▶ _EXERCISE INPUT_:
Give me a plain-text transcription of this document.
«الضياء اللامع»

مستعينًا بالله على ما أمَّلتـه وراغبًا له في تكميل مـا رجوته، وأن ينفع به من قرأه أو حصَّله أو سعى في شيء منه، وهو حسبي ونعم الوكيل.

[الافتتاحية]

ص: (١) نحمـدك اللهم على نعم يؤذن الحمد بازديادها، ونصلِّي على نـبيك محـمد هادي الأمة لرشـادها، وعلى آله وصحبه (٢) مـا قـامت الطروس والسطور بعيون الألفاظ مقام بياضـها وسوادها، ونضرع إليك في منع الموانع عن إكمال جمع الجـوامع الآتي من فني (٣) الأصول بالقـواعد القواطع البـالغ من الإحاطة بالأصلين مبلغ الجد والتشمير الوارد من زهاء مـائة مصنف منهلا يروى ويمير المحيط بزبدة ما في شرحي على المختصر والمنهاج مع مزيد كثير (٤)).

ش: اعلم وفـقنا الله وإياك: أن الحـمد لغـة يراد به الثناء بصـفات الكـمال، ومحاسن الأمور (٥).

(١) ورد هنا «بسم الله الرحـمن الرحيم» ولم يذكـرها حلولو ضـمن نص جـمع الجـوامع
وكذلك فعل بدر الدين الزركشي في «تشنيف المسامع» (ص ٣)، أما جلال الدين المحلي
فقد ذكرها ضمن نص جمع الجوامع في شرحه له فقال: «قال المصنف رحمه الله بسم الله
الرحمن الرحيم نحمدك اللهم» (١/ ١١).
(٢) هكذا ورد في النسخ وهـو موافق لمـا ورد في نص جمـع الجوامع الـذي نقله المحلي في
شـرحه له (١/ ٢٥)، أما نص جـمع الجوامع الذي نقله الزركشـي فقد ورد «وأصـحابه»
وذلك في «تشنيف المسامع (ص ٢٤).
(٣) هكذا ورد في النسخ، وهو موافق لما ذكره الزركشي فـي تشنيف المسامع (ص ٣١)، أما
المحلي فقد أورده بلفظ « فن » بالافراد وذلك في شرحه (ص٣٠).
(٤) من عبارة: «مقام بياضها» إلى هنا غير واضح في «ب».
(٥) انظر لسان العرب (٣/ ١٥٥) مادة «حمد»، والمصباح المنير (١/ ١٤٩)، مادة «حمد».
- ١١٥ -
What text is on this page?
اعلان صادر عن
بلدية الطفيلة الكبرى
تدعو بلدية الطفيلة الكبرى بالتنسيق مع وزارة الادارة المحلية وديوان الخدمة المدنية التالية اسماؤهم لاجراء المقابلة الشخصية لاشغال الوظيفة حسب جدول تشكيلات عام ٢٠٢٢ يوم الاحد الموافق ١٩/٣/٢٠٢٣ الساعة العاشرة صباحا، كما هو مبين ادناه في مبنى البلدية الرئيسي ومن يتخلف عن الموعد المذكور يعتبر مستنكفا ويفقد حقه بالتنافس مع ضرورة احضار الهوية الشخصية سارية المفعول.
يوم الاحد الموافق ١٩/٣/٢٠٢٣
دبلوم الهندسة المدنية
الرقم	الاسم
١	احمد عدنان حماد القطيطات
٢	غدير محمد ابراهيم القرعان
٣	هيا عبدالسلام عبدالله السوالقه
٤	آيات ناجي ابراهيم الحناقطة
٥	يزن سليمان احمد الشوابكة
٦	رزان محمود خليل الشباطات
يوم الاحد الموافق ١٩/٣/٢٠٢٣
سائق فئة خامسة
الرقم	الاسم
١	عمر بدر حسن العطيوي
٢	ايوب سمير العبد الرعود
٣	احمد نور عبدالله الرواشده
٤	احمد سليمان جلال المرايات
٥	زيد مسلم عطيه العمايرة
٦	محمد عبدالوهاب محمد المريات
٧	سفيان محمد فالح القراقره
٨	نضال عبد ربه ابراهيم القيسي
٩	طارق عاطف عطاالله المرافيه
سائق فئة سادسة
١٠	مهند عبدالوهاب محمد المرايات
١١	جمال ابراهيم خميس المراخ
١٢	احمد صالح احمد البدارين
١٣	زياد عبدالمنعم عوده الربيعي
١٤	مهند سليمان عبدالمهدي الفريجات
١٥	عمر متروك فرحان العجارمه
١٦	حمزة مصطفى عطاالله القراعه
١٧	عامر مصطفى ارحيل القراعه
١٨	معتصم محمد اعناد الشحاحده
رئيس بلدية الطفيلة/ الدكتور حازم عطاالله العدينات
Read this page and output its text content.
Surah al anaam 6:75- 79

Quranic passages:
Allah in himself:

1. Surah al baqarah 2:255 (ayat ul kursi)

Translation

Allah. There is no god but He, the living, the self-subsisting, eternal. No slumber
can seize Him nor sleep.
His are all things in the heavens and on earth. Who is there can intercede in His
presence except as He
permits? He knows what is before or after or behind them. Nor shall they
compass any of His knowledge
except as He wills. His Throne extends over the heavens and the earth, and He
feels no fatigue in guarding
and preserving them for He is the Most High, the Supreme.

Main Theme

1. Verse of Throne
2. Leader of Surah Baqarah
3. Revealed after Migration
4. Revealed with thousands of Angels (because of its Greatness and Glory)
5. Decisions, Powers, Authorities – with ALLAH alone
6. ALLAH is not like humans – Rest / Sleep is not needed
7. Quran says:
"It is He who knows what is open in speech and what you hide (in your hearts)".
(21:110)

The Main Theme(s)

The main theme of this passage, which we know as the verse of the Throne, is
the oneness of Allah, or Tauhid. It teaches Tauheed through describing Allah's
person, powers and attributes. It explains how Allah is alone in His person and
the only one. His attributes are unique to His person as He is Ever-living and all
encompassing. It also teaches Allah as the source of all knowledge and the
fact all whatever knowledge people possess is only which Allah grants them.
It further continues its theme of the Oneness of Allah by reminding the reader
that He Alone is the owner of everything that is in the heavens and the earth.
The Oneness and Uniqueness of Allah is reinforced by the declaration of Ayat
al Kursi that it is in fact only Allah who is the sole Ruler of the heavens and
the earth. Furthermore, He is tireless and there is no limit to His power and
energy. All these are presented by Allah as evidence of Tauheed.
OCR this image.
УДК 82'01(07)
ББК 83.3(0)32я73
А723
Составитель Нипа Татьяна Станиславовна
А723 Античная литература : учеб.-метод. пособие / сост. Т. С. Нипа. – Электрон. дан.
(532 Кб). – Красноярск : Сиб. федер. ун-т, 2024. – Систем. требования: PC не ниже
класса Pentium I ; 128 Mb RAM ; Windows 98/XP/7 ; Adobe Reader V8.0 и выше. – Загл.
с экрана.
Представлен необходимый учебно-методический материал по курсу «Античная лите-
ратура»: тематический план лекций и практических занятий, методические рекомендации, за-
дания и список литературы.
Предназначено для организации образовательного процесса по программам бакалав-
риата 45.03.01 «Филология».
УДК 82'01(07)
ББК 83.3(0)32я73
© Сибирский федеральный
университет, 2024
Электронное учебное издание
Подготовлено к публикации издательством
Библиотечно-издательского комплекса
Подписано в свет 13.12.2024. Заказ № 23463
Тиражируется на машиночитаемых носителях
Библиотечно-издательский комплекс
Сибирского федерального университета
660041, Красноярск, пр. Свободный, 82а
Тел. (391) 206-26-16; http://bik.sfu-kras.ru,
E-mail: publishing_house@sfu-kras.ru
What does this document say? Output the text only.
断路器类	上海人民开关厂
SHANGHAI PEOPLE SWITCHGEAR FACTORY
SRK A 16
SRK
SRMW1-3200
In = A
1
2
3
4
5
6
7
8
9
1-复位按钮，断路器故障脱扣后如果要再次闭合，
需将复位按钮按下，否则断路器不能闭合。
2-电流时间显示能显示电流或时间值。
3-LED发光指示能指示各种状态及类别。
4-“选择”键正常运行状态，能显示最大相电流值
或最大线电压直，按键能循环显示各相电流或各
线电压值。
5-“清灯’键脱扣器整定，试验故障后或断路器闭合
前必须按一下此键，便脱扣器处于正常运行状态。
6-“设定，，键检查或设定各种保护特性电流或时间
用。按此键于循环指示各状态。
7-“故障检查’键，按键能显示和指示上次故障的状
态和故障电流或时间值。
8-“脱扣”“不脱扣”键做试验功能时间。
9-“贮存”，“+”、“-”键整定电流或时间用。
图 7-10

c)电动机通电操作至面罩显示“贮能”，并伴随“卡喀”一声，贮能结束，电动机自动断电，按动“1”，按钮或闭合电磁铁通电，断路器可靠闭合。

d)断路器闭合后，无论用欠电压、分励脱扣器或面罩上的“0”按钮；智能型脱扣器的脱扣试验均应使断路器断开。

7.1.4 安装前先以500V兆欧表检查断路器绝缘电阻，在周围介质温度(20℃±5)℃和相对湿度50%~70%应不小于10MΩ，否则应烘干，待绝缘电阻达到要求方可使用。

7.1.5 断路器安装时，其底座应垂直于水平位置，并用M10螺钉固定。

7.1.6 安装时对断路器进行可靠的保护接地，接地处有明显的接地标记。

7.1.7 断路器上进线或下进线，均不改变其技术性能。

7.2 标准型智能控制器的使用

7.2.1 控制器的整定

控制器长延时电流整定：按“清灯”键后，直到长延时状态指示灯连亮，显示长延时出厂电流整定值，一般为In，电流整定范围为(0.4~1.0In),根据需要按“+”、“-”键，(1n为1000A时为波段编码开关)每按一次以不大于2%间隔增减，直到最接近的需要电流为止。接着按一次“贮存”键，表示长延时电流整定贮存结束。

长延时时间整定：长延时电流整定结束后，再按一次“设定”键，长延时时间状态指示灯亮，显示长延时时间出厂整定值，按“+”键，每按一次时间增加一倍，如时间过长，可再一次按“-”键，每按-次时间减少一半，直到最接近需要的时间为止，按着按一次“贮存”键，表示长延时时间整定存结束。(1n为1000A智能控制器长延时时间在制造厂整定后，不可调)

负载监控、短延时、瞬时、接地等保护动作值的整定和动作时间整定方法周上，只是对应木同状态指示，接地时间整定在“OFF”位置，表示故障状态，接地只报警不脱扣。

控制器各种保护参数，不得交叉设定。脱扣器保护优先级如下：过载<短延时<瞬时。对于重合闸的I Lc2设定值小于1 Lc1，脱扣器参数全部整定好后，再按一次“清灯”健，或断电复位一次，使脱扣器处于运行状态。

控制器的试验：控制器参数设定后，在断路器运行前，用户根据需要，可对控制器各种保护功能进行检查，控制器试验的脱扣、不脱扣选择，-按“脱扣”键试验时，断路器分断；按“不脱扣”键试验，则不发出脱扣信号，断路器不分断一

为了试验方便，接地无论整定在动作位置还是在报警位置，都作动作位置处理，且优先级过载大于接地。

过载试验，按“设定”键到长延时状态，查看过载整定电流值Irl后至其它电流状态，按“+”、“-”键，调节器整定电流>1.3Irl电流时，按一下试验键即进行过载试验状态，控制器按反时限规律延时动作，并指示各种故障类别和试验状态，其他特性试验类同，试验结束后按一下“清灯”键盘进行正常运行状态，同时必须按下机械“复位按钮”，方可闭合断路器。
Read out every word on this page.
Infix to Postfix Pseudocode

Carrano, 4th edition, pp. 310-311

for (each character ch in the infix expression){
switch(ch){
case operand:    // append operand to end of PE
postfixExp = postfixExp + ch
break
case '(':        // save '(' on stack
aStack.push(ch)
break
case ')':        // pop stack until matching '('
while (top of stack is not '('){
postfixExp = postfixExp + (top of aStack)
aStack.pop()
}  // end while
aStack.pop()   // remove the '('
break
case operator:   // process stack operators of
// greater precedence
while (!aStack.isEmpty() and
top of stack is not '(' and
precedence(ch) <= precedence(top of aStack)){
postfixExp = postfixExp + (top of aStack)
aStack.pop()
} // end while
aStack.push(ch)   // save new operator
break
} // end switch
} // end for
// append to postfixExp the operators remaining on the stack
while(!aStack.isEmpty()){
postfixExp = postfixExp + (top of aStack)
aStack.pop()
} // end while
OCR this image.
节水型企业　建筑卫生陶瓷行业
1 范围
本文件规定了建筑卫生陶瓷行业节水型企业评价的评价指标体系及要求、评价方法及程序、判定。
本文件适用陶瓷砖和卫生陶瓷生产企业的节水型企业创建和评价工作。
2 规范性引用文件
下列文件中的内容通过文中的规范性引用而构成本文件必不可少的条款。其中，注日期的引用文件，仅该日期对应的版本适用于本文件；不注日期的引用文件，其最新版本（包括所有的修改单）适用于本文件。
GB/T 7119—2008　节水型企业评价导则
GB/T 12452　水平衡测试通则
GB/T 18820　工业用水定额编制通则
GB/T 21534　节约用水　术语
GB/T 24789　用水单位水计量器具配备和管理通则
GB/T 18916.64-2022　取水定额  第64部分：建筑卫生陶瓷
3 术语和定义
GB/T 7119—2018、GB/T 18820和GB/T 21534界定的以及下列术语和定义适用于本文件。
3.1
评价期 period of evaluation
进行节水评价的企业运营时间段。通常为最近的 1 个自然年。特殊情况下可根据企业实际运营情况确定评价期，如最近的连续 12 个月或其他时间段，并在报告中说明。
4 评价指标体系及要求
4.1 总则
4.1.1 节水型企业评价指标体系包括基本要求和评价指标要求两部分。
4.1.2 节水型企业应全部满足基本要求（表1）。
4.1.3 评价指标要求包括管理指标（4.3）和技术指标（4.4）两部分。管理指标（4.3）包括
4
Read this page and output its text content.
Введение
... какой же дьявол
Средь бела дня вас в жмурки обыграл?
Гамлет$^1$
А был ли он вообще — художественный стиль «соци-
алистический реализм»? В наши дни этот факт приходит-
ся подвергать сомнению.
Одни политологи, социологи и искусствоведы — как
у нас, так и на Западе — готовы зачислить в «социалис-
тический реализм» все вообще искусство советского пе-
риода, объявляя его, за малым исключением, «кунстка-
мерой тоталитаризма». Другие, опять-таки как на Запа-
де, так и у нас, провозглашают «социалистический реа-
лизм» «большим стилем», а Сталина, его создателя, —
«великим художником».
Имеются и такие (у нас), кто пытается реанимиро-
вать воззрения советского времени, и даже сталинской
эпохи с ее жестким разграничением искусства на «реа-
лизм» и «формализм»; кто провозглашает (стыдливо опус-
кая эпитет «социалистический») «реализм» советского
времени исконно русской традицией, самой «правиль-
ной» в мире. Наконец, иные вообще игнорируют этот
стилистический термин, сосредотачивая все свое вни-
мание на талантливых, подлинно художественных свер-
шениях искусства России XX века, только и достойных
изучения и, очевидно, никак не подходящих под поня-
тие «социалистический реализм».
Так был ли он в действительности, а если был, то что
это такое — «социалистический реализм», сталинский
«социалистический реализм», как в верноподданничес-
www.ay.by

▶ _YOUR TASK_:
Select the lines that carry the string "نقله" and copy them.

▶ _RESULT OF THIS EXERCISE_:
(٢) هكذا ورد في النسخ وهـو موافق لمـا ورد في نص جمـع الجوامع الـذي نقله المحلي في
شـرحه له (١/ ٢٥)، أما نص جـمع الجوامع الذي نقله الزركشـي فقد ورد «وأصـحابه»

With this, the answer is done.